▸ EXTRACT TO READ

START

Nicholas of Patara, Bishop of Myra (3rd-4th century)

by Fr. Gerardo Cioffari, Centro Studi Nicolaiani, Basilica San Nicola, Bari, Italy

St Nicholas
Saint Nicholas icon from Holy Monastery of St. Catherine, Mount Sinai, 7th-8th century

To have a complete picture of Nicholas of Myra, first of all one must read the Praxis de stratelatis, without forgetting the other fragmentary episodes and the first biography of Michael the Archimandrite. A fact may transmit something important even after it has been transformed and transfigured by popular fantasy. Certainly there is an alteration of truth, but tradition could preserve some deep message or meaning.

The facts of the life of St. Nicholas that could contain some part of historical truth are the following:

  1. His birth in Patara (source: Michael the Archimandrite)

    As monastic commonplaces have to be considered Michael's sentences on the christian parents, Nicholas' christian education and his avoiding conversation with women, as well as the famous episode of his suckling-milk only once on Wednesdays and Fridays. They are all part of the spiritual and moral exhortation on the part of orthodox monasticism. His birth in Patara, one hundred km west of Myra, can be however historically grounded. In fact, there could be no interest for the people of Myra to support a tradition that brought no prestige to their city. And Michael shows no hesitation in making his statement.

  2. The dowry to the the poor girls (source: Sinaitic ms., Michael, Ethiopian manuscripts.

    The dowry can be considered historical in its essentials, because its three main recensions (Synaitic, Byzantine and Ethiopic) are very ancient and very different. The most 'ancient seems to be the Synaitic version, that I found in a Russian translation from the Greek by Antonin Kapustin. Here the girls are two, and the boy Nicholas steals money for them from his parents who are still alive. The Ethiopic version has four girls, while the Byzantine tradition (that was adopted in the West as well) has three girls.

END

▸ DATA BLOCK
START

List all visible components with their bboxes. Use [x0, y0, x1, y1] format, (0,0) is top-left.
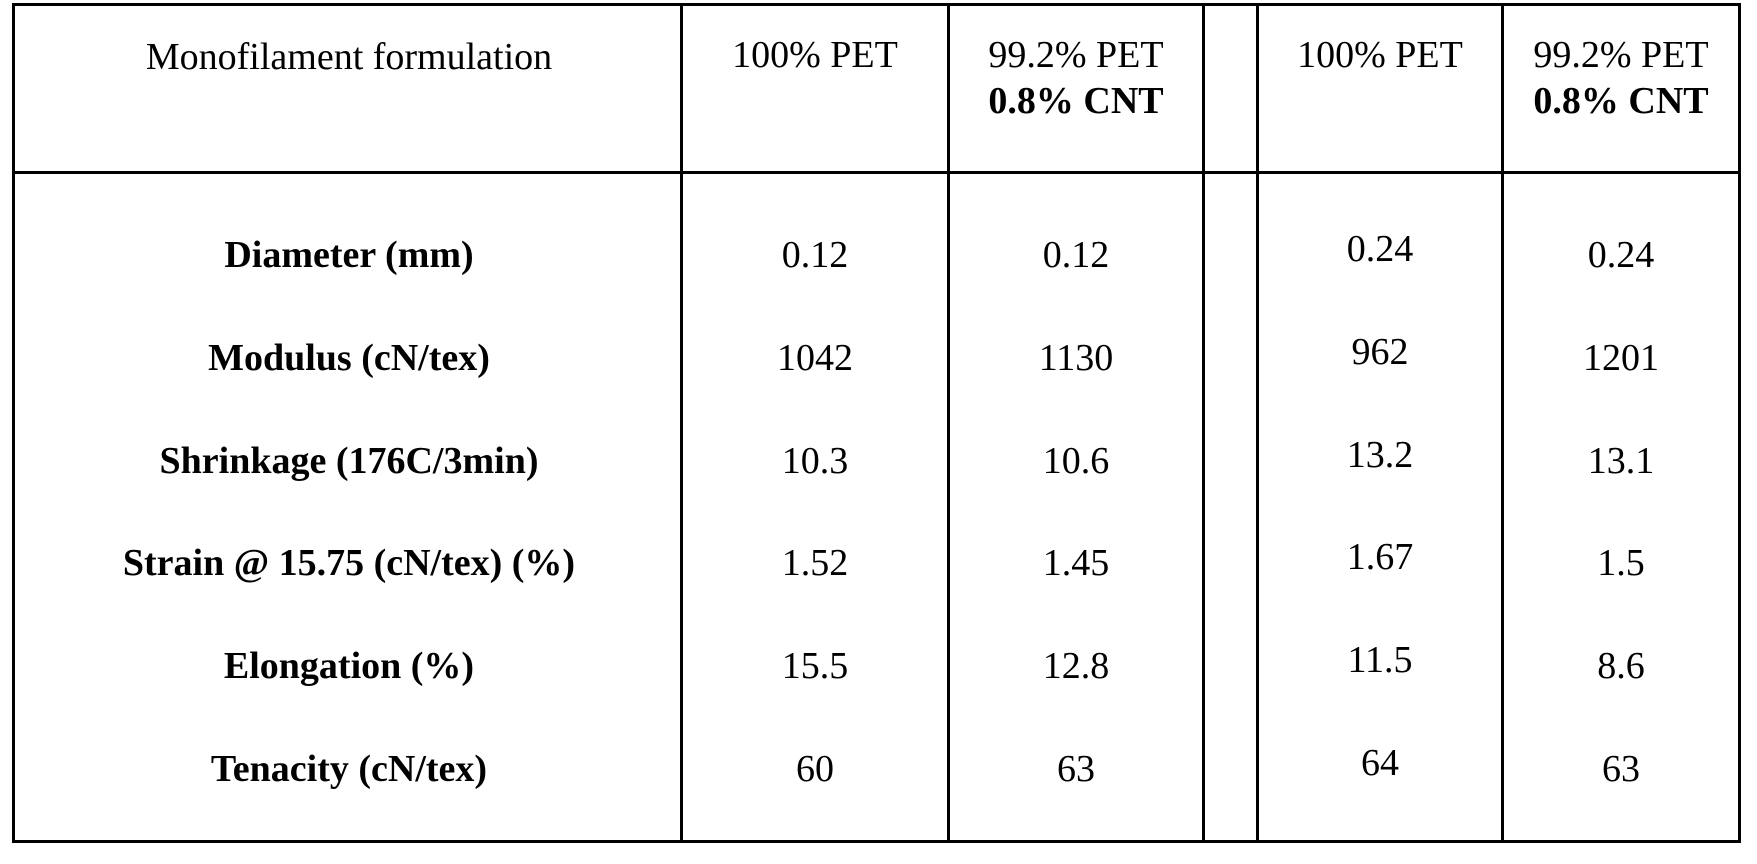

END

▸ GOAL A
In the passage on Nicholas of Myra, where is Patara in relation to Myra?
▸ GOAL B
What is the Spanish for this sentence from the passage on Nicholas of Myra: "A fact may transmit something important even after it has been transformed and transfigured by popular fantasy."
The material after the text stands on its own and is unrelated to it.

▸ EXERCISE RESPONSE A
One hundred km west of Myra.

▸ EXERCISE RESPONSE B
Un hecho puede transmitir algo importante incluso después de haber sido transformado y transfigurado por la fantasía popular.